# Your instructions
Copy out the material below line for line, changing nothing.

----- Dataset entries

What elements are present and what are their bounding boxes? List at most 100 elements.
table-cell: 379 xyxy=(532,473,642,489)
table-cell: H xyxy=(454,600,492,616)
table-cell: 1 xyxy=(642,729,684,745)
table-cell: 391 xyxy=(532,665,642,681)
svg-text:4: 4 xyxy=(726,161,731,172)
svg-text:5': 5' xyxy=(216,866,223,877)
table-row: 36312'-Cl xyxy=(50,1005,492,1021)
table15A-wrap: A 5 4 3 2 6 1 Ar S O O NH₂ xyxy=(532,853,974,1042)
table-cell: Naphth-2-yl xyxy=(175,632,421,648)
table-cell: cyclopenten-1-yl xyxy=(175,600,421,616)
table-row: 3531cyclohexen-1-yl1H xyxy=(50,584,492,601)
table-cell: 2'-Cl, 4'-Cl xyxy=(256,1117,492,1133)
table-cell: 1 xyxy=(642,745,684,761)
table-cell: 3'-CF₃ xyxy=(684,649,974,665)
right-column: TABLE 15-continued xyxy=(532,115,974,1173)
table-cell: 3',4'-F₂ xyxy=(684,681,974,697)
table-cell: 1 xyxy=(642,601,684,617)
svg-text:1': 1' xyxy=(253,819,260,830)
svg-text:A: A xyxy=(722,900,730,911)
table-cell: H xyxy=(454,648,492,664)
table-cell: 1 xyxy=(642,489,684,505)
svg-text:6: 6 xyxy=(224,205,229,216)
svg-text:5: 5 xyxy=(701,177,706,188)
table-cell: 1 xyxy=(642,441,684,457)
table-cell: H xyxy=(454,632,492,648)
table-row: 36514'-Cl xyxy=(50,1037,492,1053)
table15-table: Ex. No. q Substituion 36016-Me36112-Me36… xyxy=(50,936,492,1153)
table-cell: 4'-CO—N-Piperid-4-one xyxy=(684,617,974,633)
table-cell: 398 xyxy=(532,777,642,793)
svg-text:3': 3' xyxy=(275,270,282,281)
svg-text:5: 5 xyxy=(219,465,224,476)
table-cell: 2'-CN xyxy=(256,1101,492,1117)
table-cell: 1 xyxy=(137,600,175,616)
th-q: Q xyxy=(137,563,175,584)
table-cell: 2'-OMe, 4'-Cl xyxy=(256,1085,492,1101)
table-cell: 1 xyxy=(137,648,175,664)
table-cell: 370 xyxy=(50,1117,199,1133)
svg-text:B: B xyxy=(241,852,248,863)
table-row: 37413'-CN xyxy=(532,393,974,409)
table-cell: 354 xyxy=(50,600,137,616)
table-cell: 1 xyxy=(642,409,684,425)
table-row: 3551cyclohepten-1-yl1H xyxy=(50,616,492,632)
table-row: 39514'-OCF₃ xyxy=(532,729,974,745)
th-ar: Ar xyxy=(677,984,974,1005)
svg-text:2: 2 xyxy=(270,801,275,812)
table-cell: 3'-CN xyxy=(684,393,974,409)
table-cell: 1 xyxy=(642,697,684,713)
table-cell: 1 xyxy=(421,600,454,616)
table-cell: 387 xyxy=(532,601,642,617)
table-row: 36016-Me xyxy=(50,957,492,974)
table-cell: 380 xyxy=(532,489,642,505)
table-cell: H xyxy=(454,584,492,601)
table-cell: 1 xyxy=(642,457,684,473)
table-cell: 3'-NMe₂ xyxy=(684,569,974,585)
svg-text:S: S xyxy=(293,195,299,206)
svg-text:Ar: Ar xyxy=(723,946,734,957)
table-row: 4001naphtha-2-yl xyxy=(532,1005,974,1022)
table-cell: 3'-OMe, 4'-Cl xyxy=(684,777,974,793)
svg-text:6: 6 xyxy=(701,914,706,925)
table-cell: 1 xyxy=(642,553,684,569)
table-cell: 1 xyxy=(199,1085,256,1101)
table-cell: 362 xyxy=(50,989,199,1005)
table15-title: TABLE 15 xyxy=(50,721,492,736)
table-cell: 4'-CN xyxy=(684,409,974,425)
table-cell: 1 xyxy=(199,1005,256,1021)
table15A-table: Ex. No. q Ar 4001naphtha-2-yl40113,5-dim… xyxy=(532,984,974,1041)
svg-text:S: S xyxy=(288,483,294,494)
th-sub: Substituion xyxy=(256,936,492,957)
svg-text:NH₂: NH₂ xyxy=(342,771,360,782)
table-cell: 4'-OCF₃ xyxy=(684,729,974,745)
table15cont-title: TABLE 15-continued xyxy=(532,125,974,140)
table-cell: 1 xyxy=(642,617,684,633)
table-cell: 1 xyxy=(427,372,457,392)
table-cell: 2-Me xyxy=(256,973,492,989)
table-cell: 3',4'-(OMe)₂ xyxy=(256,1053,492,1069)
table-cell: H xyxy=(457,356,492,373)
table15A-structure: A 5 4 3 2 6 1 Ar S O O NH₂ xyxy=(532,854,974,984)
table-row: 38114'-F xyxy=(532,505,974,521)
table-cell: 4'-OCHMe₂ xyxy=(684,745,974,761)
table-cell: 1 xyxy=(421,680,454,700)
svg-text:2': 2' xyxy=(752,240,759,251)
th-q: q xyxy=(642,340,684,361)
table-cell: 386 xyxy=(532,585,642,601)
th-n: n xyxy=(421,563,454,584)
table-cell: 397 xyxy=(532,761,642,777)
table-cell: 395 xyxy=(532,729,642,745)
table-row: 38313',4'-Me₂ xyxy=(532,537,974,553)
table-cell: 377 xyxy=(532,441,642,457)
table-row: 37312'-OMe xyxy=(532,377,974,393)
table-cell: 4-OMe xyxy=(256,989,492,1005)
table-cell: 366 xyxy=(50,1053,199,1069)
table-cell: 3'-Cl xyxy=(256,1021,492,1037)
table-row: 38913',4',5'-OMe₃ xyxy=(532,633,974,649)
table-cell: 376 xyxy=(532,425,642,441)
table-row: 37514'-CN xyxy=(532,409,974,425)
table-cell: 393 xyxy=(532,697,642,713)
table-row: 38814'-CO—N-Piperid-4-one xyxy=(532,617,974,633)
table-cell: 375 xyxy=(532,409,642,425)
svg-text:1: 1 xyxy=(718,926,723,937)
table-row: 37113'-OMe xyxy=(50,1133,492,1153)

----------

# Full solution
What elements are present and what are their bounding boxes? List at most 100 elements.
table-cell: 379 xyxy=(532,473,642,489)
table-cell: H xyxy=(454,600,492,616)
table-cell: 1 xyxy=(642,729,684,745)
table-cell: 391 xyxy=(532,665,642,681)
svg-text:4: 4 xyxy=(726,161,731,172)
svg-text:5': 5' xyxy=(216,866,223,877)
table-row: 36312'-Cl xyxy=(50,1005,492,1021)
table15A-wrap: A 5 4 3 2 6 1 Ar S O O NH₂ xyxy=(532,853,974,1042)
table-cell: Naphth-2-yl xyxy=(175,632,421,648)
table-cell: cyclopenten-1-yl xyxy=(175,600,421,616)
table-row: 3531cyclohexen-1-yl1H xyxy=(50,584,492,601)
table-cell: 2'-Cl, 4'-Cl xyxy=(256,1117,492,1133)
table-cell: 1 xyxy=(642,745,684,761)
table-cell: 3'-CF₃ xyxy=(684,649,974,665)
right-column: TABLE 15-continued xyxy=(532,115,974,1173)
table-cell: 3',4'-F₂ xyxy=(684,681,974,697)
table-cell: 1 xyxy=(642,601,684,617)
svg-text:1': 1' xyxy=(253,819,260,830)
svg-text:A: A xyxy=(722,900,730,911)
table-cell: H xyxy=(454,648,492,664)
table-cell: 1 xyxy=(642,489,684,505)
svg-text:6: 6 xyxy=(224,205,229,216)
svg-text:5: 5 xyxy=(701,177,706,188)
table-cell: 1 xyxy=(642,441,684,457)
table-cell: H xyxy=(454,632,492,648)
table-row: 36514'-Cl xyxy=(50,1037,492,1053)
table15-table: Ex. No. q Substituion 36016-Me36112-Me36… xyxy=(50,936,492,1153)
table-cell: 4'-CO—N-Piperid-4-one xyxy=(684,617,974,633)
table-cell: 398 xyxy=(532,777,642,793)
svg-text:3': 3' xyxy=(275,270,282,281)
svg-text:5: 5 xyxy=(219,465,224,476)
table-cell: 2'-CN xyxy=(256,1101,492,1117)
table-cell: 1 xyxy=(137,600,175,616)
th-q: Q xyxy=(137,563,175,584)
table-cell: 2'-OMe, 4'-Cl xyxy=(256,1085,492,1101)
table-cell: 1 xyxy=(137,648,175,664)
table-cell: 370 xyxy=(50,1117,199,1133)
svg-text:B: B xyxy=(241,852,248,863)
table-row: 37413'-CN xyxy=(532,393,974,409)
table-cell: 354 xyxy=(50,600,137,616)
table-cell: 1 xyxy=(642,409,684,425)
table-row: 3551cyclohepten-1-yl1H xyxy=(50,616,492,632)
table-row: 39514'-OCF₃ xyxy=(532,729,974,745)
th-ar: Ar xyxy=(677,984,974,1005)
svg-text:2: 2 xyxy=(270,801,275,812)
table-cell: 3'-CN xyxy=(684,393,974,409)
table-cell: 1 xyxy=(642,697,684,713)
table-cell: 1 xyxy=(421,600,454,616)
table-cell: 387 xyxy=(532,601,642,617)
table-row: 36016-Me xyxy=(50,957,492,974)
table-cell: 380 xyxy=(532,489,642,505)
table-cell: H xyxy=(454,584,492,601)
table-cell: 1 xyxy=(642,457,684,473)
table-cell: 3'-NMe₂ xyxy=(684,569,974,585)
svg-text:S: S xyxy=(293,195,299,206)
svg-text:Ar: Ar xyxy=(723,946,734,957)
table-row: 4001naphtha-2-yl xyxy=(532,1005,974,1022)
table-cell: 3'-OMe, 4'-Cl xyxy=(684,777,974,793)
svg-text:6: 6 xyxy=(701,914,706,925)
table-cell: 1 xyxy=(642,553,684,569)
table-cell: 1 xyxy=(199,1085,256,1101)
table-cell: 362 xyxy=(50,989,199,1005)
table15-title: TABLE 15 xyxy=(50,721,492,736)
table-cell: 4'-CN xyxy=(684,409,974,425)
table-cell: 1 xyxy=(199,1005,256,1021)
table15A-table: Ex. No. q Ar 4001naphtha-2-yl40113,5-dim… xyxy=(532,984,974,1041)
svg-text:S: S xyxy=(288,483,294,494)
th-sub: Substituion xyxy=(256,936,492,957)
svg-text:NH₂: NH₂ xyxy=(342,771,360,782)
table-cell: 4'-OCF₃ xyxy=(684,729,974,745)
table15cont-title: TABLE 15-continued xyxy=(532,125,974,140)
table-cell: 1 xyxy=(642,617,684,633)
table-cell: 1 xyxy=(427,372,457,392)
table-cell: 2-Me xyxy=(256,973,492,989)
table-cell: 3',4'-(OMe)₂ xyxy=(256,1053,492,1069)
table-cell: H xyxy=(457,356,492,373)
table15A-structure: A 5 4 3 2 6 1 Ar S O O NH₂ xyxy=(532,854,974,984)
table-row: 38114'-F xyxy=(532,505,974,521)
table-cell: 4'-OCHMe₂ xyxy=(684,745,974,761)
table-cell: 1 xyxy=(421,680,454,700)
svg-text:2': 2' xyxy=(752,240,759,251)
th-q: q xyxy=(642,340,684,361)
table-cell: 386 xyxy=(532,585,642,601)
th-n: n xyxy=(421,563,454,584)
table-cell: 397 xyxy=(532,761,642,777)
table-cell: 395 xyxy=(532,729,642,745)
table-row: 38313',4'-Me₂ xyxy=(532,537,974,553)
table-cell: 377 xyxy=(532,441,642,457)
table-row: 37312'-OMe xyxy=(532,377,974,393)
table-cell: 4-OMe xyxy=(256,989,492,1005)
table-cell: 366 xyxy=(50,1053,199,1069)
table-cell: 3'-Cl xyxy=(256,1021,492,1037)
table-row: 38913',4',5'-OMe₃ xyxy=(532,633,974,649)
table-cell: 376 xyxy=(532,425,642,441)
table-row: 37514'-CN xyxy=(532,409,974,425)
table-cell: 393 xyxy=(532,697,642,713)
table-row: 38814'-CO—N-Piperid-4-one xyxy=(532,617,974,633)
table-cell: 375 xyxy=(532,409,642,425)
svg-text:1: 1 xyxy=(718,926,723,937)
table-row: 37113'-OMe xyxy=(50,1133,492,1153)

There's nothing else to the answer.